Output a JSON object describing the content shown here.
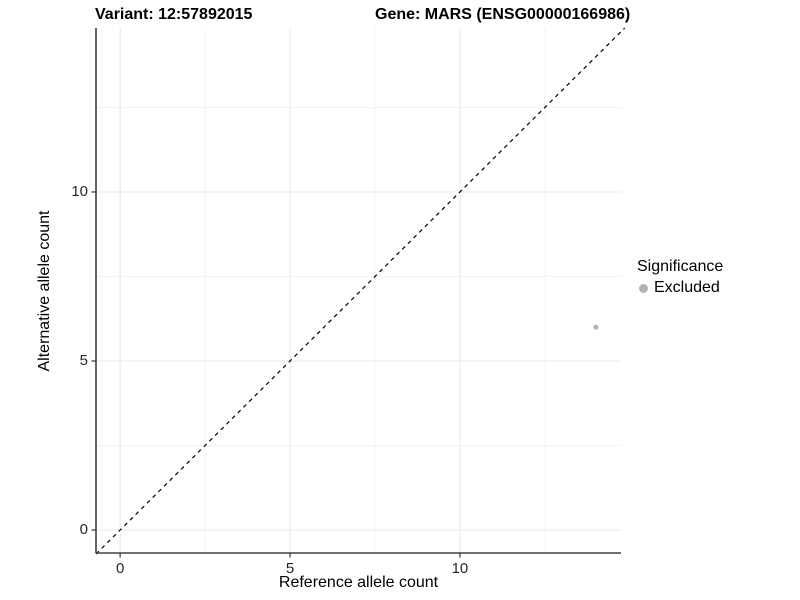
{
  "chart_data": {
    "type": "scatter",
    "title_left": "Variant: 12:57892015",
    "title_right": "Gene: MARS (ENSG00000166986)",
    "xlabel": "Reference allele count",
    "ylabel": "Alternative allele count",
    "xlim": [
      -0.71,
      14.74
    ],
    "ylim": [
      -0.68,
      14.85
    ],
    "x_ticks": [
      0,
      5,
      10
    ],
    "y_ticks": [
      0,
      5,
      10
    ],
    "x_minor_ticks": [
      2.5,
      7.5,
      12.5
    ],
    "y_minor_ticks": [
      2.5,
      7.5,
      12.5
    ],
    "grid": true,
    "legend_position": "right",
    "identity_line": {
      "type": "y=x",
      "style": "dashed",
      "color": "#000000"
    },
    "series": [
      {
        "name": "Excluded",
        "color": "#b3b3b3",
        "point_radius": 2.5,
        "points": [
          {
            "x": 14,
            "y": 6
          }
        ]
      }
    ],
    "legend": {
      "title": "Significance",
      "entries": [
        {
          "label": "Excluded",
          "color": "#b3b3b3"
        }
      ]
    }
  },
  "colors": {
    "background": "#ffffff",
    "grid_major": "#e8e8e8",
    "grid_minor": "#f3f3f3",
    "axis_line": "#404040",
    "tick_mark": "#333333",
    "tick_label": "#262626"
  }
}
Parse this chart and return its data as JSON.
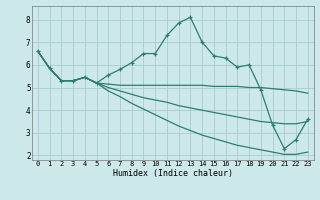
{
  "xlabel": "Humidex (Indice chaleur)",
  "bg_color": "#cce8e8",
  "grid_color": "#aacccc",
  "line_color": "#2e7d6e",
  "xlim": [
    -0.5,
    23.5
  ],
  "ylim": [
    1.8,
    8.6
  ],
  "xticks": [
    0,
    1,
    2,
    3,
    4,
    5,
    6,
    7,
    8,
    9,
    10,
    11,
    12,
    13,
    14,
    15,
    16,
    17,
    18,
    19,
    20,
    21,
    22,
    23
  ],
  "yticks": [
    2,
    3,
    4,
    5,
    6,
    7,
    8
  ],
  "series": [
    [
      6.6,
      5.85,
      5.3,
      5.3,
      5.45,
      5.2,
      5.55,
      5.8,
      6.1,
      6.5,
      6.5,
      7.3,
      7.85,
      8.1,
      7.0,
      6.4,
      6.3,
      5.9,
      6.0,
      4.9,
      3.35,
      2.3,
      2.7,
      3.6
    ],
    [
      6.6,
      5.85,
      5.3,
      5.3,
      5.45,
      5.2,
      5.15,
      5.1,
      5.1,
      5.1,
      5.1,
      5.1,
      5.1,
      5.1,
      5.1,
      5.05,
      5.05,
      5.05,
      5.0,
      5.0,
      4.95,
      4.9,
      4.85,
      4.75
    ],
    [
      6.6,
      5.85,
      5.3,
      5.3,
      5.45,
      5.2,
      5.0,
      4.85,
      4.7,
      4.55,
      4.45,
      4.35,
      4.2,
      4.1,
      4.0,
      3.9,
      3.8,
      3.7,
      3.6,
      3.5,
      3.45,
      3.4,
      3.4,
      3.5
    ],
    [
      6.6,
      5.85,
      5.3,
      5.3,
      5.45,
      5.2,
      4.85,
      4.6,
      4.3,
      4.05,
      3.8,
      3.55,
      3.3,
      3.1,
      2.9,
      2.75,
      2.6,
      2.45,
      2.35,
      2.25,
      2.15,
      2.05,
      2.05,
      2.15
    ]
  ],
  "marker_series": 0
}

__________

Copy every line of the material in which the word "count" occurs.

    "xlabel": "Reference allele count",
    "ylabel": "Alternative allele count",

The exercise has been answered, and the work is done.